Prompt → Print the listing in its entirety and exactly, leaving out images.
---------- Supplied information ----------
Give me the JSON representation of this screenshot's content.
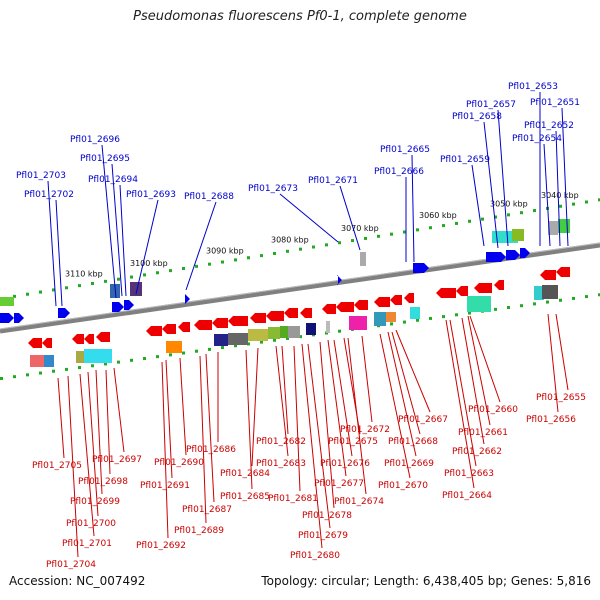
{
  "header": {
    "title": "Pseudomonas fluorescens Pf0-1, complete genome"
  },
  "footer": {
    "accession": "Accession: NC_007492",
    "summary": "Topology: circular; Length: 6,438,405 bp; Genes: 5,816"
  },
  "colors": {
    "forward_gene": "#0000ee",
    "reverse_gene": "#ee0000",
    "forward_label": "#0000cc",
    "reverse_label": "#cc0000",
    "backbone": "#808080",
    "tick": "#22aa22"
  },
  "scale": {
    "ticks": [
      "3040 kbp",
      "3050 kbp",
      "3060 kbp",
      "3070 kbp",
      "3080 kbp",
      "3090 kbp",
      "3100 kbp",
      "3110 kbp"
    ]
  },
  "genes_forward": [
    "Pfl01_2653",
    "Pfl01_2657",
    "Pfl01_2651",
    "Pfl01_2658",
    "Pfl01_2652",
    "Pfl01_2654",
    "Pfl01_2665",
    "Pfl01_2659",
    "Pfl01_2666",
    "Pfl01_2696",
    "Pfl01_2695",
    "Pfl01_2703",
    "Pfl01_2694",
    "Pfl01_2671",
    "Pfl01_2673",
    "Pfl01_2702",
    "Pfl01_2693",
    "Pfl01_2688"
  ],
  "genes_reverse": [
    "Pfl01_2655",
    "Pfl01_2656",
    "Pfl01_2660",
    "Pfl01_2661",
    "Pfl01_2662",
    "Pfl01_2663",
    "Pfl01_2664",
    "Pfl01_2667",
    "Pfl01_2668",
    "Pfl01_2669",
    "Pfl01_2670",
    "Pfl01_2672",
    "Pfl01_2674",
    "Pfl01_2675",
    "Pfl01_2676",
    "Pfl01_2677",
    "Pfl01_2678",
    "Pfl01_2679",
    "Pfl01_2680",
    "Pfl01_2681",
    "Pfl01_2682",
    "Pfl01_2683",
    "Pfl01_2684",
    "Pfl01_2685",
    "Pfl01_2686",
    "Pfl01_2687",
    "Pfl01_2689",
    "Pfl01_2690",
    "Pfl01_2691",
    "Pfl01_2692",
    "Pfl01_2697",
    "Pfl01_2698",
    "Pfl01_2699",
    "Pfl01_2700",
    "Pfl01_2701",
    "Pfl01_2704",
    "Pfl01_2705"
  ]
}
----------
Answer box →
Give me the JSON representation of this screenshot's content.
{
  "header": {
    "title": "Pseudomonas fluorescens Pf0-1, complete genome"
  },
  "footer": {
    "accession": "Accession: NC_007492",
    "summary": "Topology: circular; Length: 6,438,405 bp; Genes: 5,816"
  },
  "colors": {
    "forward_gene": "#0000ee",
    "reverse_gene": "#ee0000",
    "forward_label": "#0000cc",
    "reverse_label": "#cc0000",
    "backbone": "#808080",
    "tick": "#22aa22"
  },
  "scale": {
    "ticks": [
      "3040 kbp",
      "3050 kbp",
      "3060 kbp",
      "3070 kbp",
      "3080 kbp",
      "3090 kbp",
      "3100 kbp",
      "3110 kbp"
    ]
  },
  "genes_forward": [
    "Pfl01_2653",
    "Pfl01_2657",
    "Pfl01_2651",
    "Pfl01_2658",
    "Pfl01_2652",
    "Pfl01_2654",
    "Pfl01_2665",
    "Pfl01_2659",
    "Pfl01_2666",
    "Pfl01_2696",
    "Pfl01_2695",
    "Pfl01_2703",
    "Pfl01_2694",
    "Pfl01_2671",
    "Pfl01_2673",
    "Pfl01_2702",
    "Pfl01_2693",
    "Pfl01_2688"
  ],
  "genes_reverse": [
    "Pfl01_2655",
    "Pfl01_2656",
    "Pfl01_2660",
    "Pfl01_2661",
    "Pfl01_2662",
    "Pfl01_2663",
    "Pfl01_2664",
    "Pfl01_2667",
    "Pfl01_2668",
    "Pfl01_2669",
    "Pfl01_2670",
    "Pfl01_2672",
    "Pfl01_2674",
    "Pfl01_2675",
    "Pfl01_2676",
    "Pfl01_2677",
    "Pfl01_2678",
    "Pfl01_2679",
    "Pfl01_2680",
    "Pfl01_2681",
    "Pfl01_2682",
    "Pfl01_2683",
    "Pfl01_2684",
    "Pfl01_2685",
    "Pfl01_2686",
    "Pfl01_2687",
    "Pfl01_2689",
    "Pfl01_2690",
    "Pfl01_2691",
    "Pfl01_2692",
    "Pfl01_2697",
    "Pfl01_2698",
    "Pfl01_2699",
    "Pfl01_2700",
    "Pfl01_2701",
    "Pfl01_2704",
    "Pfl01_2705"
  ]
}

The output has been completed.